## [PROBLEM DETAILS]
List every line below containing "审慎增持".
########
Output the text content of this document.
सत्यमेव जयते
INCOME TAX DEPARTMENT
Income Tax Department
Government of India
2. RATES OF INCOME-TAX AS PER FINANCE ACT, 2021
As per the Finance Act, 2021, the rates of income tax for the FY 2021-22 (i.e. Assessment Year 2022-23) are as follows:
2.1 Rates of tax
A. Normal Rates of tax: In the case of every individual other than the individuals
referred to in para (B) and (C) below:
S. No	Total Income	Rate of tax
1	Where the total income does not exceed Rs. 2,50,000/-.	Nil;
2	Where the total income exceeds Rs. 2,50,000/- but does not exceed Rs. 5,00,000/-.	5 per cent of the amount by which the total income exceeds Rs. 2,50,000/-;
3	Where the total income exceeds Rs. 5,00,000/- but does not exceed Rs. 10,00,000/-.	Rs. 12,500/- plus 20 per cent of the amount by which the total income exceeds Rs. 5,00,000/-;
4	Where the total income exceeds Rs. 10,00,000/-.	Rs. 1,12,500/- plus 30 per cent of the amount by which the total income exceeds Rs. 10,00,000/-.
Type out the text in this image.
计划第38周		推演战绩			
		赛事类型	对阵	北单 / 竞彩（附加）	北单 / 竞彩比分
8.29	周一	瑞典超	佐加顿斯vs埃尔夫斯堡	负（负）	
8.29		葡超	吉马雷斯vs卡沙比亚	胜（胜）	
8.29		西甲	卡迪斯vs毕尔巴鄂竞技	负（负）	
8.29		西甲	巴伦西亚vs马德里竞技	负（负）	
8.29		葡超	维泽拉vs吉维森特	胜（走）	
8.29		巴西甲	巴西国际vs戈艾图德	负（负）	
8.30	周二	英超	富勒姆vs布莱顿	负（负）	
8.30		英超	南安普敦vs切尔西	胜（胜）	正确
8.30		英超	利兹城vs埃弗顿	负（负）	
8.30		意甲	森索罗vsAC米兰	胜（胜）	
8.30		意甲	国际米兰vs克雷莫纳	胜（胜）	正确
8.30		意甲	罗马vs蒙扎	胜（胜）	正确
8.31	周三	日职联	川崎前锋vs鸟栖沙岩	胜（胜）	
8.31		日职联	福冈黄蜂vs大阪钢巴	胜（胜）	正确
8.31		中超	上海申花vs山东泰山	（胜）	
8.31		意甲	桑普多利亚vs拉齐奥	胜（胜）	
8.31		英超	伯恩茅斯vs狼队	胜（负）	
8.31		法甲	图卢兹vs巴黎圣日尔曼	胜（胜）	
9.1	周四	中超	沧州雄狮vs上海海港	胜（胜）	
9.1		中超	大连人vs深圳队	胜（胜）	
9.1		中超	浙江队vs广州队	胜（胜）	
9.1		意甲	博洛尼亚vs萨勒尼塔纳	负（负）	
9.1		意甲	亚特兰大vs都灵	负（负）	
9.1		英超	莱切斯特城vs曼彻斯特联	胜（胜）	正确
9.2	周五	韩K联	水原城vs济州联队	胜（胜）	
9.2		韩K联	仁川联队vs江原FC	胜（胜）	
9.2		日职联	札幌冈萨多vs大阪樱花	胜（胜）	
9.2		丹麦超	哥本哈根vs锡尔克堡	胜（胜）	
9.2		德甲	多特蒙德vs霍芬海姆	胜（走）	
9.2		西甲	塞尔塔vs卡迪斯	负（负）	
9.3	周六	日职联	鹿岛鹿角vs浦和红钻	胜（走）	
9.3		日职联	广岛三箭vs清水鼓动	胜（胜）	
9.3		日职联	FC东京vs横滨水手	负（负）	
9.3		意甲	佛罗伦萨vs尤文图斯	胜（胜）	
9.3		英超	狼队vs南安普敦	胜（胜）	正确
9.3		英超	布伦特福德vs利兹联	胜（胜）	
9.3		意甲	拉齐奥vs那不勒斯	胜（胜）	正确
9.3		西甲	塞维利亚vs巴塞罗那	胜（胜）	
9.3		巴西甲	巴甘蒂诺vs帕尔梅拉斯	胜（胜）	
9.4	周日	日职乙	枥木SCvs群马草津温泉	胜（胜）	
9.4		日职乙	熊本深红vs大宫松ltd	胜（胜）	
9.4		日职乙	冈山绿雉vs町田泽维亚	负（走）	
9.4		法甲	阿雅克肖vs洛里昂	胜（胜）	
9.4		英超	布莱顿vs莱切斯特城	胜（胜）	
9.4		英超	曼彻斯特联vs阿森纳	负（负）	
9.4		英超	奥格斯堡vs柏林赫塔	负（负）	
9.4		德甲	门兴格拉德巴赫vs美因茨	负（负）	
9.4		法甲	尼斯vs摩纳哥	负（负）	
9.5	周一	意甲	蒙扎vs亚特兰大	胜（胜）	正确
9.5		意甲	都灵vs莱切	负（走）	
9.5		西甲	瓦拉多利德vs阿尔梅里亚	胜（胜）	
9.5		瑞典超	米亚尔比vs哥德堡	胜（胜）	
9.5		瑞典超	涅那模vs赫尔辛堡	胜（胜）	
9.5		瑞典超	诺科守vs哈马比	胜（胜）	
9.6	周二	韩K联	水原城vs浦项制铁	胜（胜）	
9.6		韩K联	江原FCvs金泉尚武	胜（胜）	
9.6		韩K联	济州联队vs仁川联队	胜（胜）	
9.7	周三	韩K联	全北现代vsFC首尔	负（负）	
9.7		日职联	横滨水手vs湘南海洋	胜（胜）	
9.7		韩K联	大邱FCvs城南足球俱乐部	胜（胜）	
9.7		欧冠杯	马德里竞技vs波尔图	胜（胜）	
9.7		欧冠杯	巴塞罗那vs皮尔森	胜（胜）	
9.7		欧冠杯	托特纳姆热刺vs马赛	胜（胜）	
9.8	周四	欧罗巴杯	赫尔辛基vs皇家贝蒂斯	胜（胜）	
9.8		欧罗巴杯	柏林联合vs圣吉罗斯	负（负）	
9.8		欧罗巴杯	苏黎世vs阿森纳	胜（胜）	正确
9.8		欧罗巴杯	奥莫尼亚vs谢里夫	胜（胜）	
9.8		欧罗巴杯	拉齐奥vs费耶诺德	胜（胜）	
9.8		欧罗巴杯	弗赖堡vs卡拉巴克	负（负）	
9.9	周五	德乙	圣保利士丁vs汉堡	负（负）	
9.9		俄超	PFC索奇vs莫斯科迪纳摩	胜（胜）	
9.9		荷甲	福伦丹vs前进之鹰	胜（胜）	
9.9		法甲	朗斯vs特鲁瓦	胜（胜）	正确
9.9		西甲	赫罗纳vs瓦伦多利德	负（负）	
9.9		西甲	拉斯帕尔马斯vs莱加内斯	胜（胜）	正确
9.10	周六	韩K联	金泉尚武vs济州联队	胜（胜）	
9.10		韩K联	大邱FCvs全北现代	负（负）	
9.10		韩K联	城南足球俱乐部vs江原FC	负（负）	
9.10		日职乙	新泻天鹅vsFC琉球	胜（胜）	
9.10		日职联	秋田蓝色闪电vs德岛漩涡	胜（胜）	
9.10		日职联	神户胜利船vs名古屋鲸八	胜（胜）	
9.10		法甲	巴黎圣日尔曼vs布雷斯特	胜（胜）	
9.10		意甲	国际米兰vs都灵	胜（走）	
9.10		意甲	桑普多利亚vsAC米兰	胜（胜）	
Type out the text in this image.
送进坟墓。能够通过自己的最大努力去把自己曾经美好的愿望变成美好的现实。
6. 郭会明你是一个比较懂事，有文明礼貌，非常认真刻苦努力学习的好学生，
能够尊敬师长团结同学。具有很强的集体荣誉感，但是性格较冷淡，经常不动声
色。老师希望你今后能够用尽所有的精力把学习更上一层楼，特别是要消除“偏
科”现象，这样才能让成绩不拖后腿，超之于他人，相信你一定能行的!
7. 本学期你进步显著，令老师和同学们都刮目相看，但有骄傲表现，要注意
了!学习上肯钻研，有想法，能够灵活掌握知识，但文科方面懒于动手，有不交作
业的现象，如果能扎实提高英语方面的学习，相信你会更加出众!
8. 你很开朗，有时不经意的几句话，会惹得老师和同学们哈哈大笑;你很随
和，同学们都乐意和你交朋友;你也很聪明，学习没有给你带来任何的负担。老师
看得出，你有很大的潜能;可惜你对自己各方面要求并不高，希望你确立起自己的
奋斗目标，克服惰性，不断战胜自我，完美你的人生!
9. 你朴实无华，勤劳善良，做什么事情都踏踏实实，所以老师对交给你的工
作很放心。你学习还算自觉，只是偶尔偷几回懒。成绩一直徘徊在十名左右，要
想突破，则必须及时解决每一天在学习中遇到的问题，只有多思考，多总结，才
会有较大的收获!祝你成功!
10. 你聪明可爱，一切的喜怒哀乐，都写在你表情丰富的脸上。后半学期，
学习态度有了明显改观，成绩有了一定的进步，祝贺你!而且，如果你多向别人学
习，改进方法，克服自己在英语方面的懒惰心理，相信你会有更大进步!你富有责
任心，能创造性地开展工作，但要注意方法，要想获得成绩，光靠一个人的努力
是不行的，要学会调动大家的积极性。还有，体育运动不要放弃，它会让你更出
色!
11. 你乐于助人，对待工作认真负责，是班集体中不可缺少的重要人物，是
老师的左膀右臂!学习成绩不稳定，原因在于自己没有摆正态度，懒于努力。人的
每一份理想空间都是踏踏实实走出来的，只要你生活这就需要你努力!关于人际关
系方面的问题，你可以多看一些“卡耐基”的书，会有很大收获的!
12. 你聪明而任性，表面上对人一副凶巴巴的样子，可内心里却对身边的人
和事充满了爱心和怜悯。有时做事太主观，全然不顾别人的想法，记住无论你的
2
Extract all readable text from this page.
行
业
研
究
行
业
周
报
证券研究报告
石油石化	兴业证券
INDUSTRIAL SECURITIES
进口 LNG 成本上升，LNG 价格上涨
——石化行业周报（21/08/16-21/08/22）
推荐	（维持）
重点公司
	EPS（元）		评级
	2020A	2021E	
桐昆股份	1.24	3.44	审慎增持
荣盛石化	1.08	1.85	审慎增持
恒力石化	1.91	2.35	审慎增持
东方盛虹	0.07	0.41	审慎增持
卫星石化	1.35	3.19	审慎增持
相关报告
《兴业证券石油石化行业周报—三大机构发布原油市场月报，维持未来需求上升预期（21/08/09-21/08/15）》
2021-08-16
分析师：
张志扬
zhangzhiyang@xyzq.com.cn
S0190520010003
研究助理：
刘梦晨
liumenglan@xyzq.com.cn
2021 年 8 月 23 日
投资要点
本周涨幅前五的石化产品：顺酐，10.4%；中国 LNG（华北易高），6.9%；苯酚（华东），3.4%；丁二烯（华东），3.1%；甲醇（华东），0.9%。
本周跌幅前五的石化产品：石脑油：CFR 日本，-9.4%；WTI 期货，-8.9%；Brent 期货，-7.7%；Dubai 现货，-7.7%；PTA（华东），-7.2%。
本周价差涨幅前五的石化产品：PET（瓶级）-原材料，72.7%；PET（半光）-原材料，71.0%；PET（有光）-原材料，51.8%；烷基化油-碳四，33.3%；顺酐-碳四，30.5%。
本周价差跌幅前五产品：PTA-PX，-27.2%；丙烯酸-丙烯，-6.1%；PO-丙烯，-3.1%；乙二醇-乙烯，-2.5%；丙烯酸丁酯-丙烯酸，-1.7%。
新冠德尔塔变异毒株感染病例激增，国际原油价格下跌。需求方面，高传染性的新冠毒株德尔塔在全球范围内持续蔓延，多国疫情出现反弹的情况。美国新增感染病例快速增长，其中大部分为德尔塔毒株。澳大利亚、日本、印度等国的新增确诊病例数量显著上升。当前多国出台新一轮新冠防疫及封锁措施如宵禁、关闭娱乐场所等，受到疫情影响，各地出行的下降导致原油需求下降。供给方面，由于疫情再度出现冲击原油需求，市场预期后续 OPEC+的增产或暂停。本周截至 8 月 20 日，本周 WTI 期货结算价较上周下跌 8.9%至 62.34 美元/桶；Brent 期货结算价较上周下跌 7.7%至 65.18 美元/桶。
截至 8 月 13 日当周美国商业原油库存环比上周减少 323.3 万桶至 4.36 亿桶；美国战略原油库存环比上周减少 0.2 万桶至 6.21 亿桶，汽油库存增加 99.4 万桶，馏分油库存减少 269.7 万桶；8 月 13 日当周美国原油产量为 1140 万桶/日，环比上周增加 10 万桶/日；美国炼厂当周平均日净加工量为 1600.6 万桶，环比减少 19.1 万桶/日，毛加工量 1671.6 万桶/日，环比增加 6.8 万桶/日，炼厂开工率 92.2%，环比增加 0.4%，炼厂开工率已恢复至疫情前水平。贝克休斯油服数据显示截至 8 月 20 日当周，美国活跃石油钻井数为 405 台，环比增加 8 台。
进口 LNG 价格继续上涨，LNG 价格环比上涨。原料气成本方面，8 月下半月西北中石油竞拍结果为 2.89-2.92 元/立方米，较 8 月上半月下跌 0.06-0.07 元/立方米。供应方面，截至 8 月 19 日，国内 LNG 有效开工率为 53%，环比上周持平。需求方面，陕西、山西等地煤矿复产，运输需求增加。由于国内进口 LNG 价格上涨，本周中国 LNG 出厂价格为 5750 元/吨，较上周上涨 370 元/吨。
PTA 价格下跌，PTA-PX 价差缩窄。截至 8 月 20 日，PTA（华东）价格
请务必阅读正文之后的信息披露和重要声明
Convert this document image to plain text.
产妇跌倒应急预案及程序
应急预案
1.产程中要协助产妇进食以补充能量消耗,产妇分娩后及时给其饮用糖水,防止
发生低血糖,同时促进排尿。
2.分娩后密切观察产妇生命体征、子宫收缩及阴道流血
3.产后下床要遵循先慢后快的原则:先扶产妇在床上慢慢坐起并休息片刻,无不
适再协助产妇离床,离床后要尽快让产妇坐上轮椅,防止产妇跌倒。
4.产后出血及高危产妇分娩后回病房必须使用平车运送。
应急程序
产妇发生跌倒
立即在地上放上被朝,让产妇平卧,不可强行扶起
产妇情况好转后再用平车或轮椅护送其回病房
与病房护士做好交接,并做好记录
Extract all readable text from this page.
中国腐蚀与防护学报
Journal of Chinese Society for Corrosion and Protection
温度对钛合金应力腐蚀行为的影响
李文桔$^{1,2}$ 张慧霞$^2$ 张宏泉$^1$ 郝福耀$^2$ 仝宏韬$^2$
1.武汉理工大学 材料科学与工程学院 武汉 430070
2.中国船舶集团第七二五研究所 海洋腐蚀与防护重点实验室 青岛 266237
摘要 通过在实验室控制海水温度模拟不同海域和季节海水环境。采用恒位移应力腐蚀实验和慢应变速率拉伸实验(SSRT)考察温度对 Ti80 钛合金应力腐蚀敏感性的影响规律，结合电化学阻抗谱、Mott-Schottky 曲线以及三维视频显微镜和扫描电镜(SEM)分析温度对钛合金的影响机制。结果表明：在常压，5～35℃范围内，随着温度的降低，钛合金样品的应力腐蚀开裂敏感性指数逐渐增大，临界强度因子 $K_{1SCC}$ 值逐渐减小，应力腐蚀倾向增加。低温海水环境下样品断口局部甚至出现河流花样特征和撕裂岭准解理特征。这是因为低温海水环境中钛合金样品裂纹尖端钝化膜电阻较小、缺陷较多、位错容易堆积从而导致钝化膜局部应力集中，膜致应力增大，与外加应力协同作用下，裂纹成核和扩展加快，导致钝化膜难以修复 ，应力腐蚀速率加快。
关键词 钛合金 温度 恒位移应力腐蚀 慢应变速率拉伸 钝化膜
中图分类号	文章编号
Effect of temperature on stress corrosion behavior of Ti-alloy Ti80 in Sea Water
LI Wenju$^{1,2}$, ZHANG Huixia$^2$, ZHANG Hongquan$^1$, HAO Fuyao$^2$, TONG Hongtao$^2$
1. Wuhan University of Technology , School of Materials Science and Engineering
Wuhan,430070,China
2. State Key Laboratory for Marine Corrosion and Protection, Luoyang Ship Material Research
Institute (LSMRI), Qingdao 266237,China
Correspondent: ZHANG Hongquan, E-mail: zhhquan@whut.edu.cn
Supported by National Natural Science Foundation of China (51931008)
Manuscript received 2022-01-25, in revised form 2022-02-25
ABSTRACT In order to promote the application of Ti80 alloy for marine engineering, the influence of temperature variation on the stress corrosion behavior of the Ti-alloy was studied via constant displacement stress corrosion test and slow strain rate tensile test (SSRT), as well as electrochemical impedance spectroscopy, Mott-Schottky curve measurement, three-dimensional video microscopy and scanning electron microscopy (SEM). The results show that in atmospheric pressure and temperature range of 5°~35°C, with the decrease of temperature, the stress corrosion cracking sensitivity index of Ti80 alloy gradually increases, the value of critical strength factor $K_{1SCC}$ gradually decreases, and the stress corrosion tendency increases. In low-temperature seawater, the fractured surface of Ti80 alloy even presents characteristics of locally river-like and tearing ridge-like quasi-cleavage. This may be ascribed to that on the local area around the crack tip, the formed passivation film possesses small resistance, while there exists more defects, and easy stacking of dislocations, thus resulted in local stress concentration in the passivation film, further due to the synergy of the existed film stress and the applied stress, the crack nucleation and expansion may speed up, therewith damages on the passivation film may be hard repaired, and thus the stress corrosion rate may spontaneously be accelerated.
########
## [FINISHED TASK]
桐昆股份	1.24	3.44	审慎增持
荣盛石化	1.08	1.85	审慎增持
恒力石化	1.91	2.35	审慎增持
东方盛虹	0.07	0.41	审慎增持
卫星石化	1.35	3.19	审慎增持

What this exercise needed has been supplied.